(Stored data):
==*==

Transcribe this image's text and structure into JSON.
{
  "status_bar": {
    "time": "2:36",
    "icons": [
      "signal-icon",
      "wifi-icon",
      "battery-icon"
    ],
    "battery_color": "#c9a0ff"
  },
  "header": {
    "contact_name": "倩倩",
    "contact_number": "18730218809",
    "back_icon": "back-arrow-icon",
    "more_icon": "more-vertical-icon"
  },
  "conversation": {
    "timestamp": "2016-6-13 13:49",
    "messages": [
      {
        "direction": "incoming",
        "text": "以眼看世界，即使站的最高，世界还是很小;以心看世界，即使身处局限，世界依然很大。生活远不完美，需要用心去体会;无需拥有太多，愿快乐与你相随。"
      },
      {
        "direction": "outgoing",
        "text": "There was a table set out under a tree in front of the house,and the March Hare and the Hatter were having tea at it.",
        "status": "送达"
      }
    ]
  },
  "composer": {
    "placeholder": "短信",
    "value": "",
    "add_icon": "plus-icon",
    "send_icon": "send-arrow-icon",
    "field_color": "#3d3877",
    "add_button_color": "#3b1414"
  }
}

==*==

(Exercise description): Lines holding the word "arrow" in the entries above are the ones to pull out. Copy them all.

(Finished exercise):
    "back_icon": "back-arrow-icon",
    "send_icon": "send-arrow-icon",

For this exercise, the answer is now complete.